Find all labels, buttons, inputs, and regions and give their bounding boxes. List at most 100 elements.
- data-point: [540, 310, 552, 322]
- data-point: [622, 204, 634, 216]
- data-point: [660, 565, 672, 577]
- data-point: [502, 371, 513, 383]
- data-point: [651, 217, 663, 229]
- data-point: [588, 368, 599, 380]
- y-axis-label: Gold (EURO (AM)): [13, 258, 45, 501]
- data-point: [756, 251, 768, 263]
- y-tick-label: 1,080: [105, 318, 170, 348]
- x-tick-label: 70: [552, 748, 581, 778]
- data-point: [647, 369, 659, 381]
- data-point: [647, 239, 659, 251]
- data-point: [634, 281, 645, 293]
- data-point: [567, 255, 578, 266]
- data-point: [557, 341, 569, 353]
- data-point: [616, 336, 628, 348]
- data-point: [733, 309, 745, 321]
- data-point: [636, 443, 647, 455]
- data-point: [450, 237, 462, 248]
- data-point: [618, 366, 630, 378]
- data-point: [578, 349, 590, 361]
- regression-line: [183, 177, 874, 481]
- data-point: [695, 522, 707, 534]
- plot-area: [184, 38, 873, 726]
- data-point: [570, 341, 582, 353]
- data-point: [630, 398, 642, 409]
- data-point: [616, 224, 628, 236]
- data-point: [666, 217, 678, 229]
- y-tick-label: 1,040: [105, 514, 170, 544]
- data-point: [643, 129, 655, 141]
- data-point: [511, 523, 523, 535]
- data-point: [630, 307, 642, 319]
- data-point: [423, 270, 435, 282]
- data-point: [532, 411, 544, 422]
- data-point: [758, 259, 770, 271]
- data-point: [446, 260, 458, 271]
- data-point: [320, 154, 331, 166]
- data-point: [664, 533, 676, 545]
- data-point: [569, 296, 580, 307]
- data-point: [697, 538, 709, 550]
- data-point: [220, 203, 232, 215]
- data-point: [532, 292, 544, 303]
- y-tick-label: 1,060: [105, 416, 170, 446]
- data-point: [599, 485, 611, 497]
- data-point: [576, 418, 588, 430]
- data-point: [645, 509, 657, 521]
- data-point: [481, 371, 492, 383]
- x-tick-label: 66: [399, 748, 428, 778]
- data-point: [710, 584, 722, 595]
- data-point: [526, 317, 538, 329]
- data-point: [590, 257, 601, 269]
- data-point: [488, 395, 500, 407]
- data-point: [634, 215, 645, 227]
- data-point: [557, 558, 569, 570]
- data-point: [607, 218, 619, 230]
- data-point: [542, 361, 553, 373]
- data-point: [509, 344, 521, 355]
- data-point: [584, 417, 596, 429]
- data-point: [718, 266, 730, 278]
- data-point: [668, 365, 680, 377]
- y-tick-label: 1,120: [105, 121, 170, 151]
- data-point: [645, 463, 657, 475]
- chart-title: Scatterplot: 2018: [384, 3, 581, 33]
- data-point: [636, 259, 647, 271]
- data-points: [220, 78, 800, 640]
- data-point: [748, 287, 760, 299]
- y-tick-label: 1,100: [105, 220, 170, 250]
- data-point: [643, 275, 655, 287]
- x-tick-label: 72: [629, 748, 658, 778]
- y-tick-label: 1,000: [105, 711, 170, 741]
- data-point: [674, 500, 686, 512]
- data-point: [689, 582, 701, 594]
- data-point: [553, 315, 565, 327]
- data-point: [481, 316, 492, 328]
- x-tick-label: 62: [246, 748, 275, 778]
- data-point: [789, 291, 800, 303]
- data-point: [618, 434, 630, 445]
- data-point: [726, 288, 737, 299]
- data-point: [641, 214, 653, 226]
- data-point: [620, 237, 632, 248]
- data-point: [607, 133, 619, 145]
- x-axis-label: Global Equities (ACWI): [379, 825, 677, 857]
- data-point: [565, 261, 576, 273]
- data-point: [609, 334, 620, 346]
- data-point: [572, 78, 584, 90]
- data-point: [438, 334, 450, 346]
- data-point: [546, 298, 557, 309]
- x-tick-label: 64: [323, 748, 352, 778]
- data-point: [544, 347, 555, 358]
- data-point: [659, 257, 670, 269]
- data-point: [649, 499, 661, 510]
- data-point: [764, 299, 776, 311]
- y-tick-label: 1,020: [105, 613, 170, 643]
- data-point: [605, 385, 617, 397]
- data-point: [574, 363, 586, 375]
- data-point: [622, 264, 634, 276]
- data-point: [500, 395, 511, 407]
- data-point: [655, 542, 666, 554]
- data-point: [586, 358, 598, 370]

═══

Work to do:
Can you print all of the records above again, word for word and line for line, without changing anything?

Finished task:
Find all labels, buttons, inputs, and regions and give their bounding boxes. List at most 100 elements.
- data-point: [540, 310, 552, 322]
- data-point: [622, 204, 634, 216]
- data-point: [660, 565, 672, 577]
- data-point: [502, 371, 513, 383]
- data-point: [651, 217, 663, 229]
- data-point: [588, 368, 599, 380]
- y-axis-label: Gold (EURO (AM)): [13, 258, 45, 501]
- data-point: [756, 251, 768, 263]
- y-tick-label: 1,080: [105, 318, 170, 348]
- x-tick-label: 70: [552, 748, 581, 778]
- data-point: [647, 369, 659, 381]
- data-point: [647, 239, 659, 251]
- data-point: [634, 281, 645, 293]
- data-point: [567, 255, 578, 266]
- data-point: [557, 341, 569, 353]
- data-point: [616, 336, 628, 348]
- data-point: [733, 309, 745, 321]
- data-point: [636, 443, 647, 455]
- data-point: [450, 237, 462, 248]
- data-point: [618, 366, 630, 378]
- data-point: [578, 349, 590, 361]
- regression-line: [183, 177, 874, 481]
- data-point: [695, 522, 707, 534]
- plot-area: [184, 38, 873, 726]
- data-point: [570, 341, 582, 353]
- data-point: [630, 398, 642, 409]
- data-point: [616, 224, 628, 236]
- data-point: [666, 217, 678, 229]
- y-tick-label: 1,040: [105, 514, 170, 544]
- data-point: [643, 129, 655, 141]
- data-point: [511, 523, 523, 535]
- data-point: [630, 307, 642, 319]
- data-point: [423, 270, 435, 282]
- data-point: [532, 411, 544, 422]
- data-point: [758, 259, 770, 271]
- data-point: [446, 260, 458, 271]
- data-point: [320, 154, 331, 166]
- data-point: [664, 533, 676, 545]
- data-point: [569, 296, 580, 307]
- data-point: [697, 538, 709, 550]
- data-point: [220, 203, 232, 215]
- data-point: [532, 292, 544, 303]
- y-tick-label: 1,060: [105, 416, 170, 446]
- data-point: [599, 485, 611, 497]
- data-point: [576, 418, 588, 430]
- data-point: [645, 509, 657, 521]
- data-point: [481, 371, 492, 383]
- x-tick-label: 66: [399, 748, 428, 778]
- data-point: [710, 584, 722, 595]
- data-point: [526, 317, 538, 329]
- data-point: [590, 257, 601, 269]
- data-point: [488, 395, 500, 407]
- data-point: [634, 215, 645, 227]
- data-point: [557, 558, 569, 570]
- data-point: [607, 218, 619, 230]
- data-point: [542, 361, 553, 373]
- data-point: [509, 344, 521, 355]
- data-point: [584, 417, 596, 429]
- data-point: [718, 266, 730, 278]
- data-point: [668, 365, 680, 377]
- y-tick-label: 1,120: [105, 121, 170, 151]
- data-point: [645, 463, 657, 475]
- chart-title: Scatterplot: 2018: [384, 3, 581, 33]
- data-point: [636, 259, 647, 271]
- data-points: [220, 78, 800, 640]
- data-point: [748, 287, 760, 299]
- y-tick-label: 1,100: [105, 220, 170, 250]
- data-point: [643, 275, 655, 287]
- x-tick-label: 72: [629, 748, 658, 778]
- y-tick-label: 1,000: [105, 711, 170, 741]
- data-point: [674, 500, 686, 512]
- data-point: [689, 582, 701, 594]
- data-point: [553, 315, 565, 327]
- data-point: [481, 316, 492, 328]
- x-tick-label: 62: [246, 748, 275, 778]
- data-point: [789, 291, 800, 303]
- data-point: [618, 434, 630, 445]
- data-point: [726, 288, 737, 299]
- data-point: [641, 214, 653, 226]
- data-point: [620, 237, 632, 248]
- data-point: [607, 133, 619, 145]
- x-axis-label: Global Equities (ACWI): [379, 825, 677, 857]
- data-point: [565, 261, 576, 273]
- data-point: [609, 334, 620, 346]
- data-point: [572, 78, 584, 90]
- data-point: [438, 334, 450, 346]
- data-point: [546, 298, 557, 309]
- x-tick-label: 64: [323, 748, 352, 778]
- data-point: [544, 347, 555, 358]
- data-point: [659, 257, 670, 269]
- data-point: [649, 499, 661, 510]
- data-point: [764, 299, 776, 311]
- y-tick-label: 1,020: [105, 613, 170, 643]
- data-point: [605, 385, 617, 397]
- data-point: [574, 363, 586, 375]
- data-point: [622, 264, 634, 276]
- data-point: [500, 395, 511, 407]
- data-point: [655, 542, 666, 554]
- data-point: [586, 358, 598, 370]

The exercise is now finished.